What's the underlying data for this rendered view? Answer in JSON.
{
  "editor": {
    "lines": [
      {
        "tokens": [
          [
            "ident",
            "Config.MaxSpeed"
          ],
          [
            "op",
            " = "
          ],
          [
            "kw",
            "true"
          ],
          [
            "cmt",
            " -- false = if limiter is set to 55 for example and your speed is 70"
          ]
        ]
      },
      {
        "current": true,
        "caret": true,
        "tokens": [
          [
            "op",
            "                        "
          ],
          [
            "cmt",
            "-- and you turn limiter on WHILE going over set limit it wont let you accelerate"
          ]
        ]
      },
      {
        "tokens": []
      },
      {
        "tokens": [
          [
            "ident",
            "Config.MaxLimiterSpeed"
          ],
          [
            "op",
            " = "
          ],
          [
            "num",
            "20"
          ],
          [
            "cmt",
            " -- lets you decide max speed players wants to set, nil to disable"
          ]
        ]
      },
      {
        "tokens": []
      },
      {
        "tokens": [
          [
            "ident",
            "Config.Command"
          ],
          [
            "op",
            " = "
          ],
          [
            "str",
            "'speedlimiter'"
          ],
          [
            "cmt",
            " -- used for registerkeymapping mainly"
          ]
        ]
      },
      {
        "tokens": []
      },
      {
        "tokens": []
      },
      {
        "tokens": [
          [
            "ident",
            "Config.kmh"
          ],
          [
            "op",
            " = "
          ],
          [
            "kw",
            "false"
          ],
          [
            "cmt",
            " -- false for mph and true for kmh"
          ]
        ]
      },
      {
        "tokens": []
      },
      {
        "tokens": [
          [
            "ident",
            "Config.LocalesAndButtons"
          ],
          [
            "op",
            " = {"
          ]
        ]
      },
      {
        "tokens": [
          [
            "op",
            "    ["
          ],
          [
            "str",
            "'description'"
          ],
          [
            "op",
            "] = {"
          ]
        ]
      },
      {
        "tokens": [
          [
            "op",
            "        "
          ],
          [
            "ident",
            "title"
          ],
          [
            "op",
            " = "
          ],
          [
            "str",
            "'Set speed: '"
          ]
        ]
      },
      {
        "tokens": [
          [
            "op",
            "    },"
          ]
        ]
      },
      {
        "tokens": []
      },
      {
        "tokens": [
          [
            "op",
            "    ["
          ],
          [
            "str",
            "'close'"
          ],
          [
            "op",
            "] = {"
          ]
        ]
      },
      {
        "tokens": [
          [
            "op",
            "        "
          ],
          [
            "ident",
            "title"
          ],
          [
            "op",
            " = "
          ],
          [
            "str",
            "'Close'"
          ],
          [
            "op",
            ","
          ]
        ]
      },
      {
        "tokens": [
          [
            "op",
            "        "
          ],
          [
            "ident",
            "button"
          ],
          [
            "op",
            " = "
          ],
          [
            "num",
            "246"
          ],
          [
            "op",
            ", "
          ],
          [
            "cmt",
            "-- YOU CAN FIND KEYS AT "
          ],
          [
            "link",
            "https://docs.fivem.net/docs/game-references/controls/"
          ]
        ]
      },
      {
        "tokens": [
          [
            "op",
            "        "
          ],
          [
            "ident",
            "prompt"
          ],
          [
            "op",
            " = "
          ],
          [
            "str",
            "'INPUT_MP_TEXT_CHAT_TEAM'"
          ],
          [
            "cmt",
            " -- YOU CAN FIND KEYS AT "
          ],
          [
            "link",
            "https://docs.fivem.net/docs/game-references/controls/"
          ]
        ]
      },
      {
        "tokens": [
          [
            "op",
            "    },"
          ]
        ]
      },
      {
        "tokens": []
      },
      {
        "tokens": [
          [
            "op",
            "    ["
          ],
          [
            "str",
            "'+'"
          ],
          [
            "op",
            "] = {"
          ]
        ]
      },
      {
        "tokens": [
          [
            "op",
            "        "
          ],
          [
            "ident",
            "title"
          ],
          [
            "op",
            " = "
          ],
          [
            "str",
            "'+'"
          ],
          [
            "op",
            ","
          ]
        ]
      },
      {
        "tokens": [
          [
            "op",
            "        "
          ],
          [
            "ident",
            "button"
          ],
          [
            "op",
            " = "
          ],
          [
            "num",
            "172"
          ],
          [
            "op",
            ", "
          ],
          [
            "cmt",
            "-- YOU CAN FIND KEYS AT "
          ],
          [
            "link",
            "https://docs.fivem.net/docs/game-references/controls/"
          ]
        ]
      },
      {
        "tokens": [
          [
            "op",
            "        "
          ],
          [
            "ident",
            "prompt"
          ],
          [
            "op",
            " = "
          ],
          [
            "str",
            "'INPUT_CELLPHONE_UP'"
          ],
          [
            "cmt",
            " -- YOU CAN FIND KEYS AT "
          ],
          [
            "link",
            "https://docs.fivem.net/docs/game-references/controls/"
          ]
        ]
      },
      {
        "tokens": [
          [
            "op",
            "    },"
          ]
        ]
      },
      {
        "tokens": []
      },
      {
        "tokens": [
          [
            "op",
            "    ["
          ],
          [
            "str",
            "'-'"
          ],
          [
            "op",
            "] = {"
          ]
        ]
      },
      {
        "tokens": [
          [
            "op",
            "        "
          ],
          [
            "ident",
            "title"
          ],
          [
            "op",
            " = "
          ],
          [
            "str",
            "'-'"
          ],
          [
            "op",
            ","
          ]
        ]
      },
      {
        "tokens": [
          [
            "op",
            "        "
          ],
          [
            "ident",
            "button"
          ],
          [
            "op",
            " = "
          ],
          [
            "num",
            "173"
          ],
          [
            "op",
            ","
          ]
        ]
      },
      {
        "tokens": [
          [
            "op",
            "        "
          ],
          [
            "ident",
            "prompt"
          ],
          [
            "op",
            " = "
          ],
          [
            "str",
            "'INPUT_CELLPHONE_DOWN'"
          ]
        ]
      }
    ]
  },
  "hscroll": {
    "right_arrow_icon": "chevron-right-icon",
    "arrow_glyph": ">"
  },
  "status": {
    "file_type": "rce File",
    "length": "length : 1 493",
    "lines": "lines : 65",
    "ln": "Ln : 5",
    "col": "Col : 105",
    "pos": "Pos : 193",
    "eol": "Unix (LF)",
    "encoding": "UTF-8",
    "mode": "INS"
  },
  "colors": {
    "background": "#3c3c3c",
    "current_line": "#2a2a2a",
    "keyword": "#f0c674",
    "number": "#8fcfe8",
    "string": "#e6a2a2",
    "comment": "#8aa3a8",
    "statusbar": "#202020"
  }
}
----------
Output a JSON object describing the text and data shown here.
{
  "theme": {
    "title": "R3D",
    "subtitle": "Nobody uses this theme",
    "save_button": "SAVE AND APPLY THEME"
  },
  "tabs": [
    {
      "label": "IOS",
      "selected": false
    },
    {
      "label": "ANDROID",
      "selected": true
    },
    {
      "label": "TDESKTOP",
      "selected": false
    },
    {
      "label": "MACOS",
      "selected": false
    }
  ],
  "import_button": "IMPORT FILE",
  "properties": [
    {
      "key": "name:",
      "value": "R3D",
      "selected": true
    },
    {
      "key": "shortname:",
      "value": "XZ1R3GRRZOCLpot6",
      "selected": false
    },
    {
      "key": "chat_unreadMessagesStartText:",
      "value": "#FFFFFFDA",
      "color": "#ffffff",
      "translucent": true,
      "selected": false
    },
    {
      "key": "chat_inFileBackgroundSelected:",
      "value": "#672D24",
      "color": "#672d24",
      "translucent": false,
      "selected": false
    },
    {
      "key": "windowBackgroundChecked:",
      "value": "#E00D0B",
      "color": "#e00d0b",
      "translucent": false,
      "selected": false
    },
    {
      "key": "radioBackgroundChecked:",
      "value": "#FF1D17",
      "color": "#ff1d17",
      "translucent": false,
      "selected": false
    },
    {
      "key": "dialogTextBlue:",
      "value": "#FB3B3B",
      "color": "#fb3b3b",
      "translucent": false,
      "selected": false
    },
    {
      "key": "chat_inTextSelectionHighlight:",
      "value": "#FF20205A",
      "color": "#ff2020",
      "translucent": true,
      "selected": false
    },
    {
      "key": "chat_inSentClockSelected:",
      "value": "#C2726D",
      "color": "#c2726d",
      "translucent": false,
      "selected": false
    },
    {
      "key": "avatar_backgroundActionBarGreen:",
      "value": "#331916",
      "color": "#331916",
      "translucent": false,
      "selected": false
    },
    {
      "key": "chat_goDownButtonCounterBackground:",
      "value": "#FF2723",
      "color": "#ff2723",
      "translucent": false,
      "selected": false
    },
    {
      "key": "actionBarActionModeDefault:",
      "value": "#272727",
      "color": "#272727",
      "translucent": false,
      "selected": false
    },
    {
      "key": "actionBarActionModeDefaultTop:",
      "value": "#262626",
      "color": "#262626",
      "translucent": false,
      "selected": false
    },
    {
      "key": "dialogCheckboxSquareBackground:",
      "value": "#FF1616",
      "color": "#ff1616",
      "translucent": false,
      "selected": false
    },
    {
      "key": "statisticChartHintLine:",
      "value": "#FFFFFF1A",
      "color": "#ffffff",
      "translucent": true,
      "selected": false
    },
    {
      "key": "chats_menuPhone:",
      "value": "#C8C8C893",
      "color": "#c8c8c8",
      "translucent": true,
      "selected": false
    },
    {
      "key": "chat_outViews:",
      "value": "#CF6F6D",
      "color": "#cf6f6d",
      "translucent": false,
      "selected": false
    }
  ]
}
----------
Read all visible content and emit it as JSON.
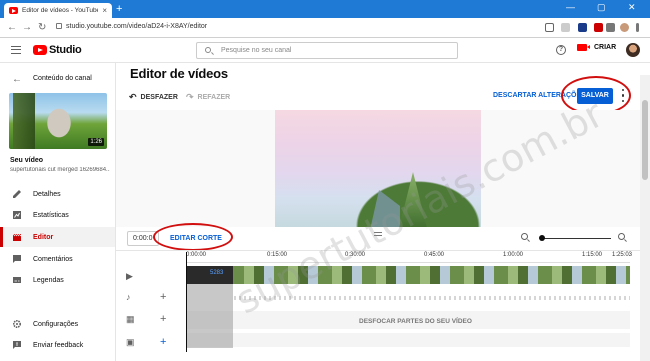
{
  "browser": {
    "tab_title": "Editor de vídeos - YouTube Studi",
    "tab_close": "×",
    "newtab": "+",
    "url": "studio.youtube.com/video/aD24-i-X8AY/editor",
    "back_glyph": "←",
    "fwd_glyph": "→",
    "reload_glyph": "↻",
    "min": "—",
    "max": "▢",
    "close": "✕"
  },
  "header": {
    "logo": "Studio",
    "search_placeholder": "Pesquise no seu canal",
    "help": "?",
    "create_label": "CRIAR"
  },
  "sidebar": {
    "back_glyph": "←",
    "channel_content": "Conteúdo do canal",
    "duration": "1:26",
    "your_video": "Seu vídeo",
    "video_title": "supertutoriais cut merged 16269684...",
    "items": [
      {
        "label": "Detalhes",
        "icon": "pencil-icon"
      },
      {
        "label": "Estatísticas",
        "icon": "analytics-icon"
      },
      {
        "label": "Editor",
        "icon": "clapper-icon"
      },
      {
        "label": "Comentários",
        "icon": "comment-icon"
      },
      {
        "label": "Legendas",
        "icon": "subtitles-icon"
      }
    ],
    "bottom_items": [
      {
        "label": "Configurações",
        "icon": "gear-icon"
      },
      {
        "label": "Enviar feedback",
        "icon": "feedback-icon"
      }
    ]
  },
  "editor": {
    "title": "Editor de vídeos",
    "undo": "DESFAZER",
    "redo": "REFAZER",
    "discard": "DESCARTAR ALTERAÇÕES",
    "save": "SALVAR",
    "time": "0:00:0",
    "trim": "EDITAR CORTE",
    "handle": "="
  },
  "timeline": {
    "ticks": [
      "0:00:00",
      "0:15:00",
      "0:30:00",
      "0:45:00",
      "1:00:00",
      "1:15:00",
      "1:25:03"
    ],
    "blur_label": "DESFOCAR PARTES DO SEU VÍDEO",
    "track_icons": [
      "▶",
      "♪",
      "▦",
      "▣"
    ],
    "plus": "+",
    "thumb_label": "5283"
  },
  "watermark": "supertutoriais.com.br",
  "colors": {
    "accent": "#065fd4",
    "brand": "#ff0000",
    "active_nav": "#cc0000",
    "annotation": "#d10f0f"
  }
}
----------
State how many lines of the listing hold the string "vídeos"; reply with the number and nothing else.

2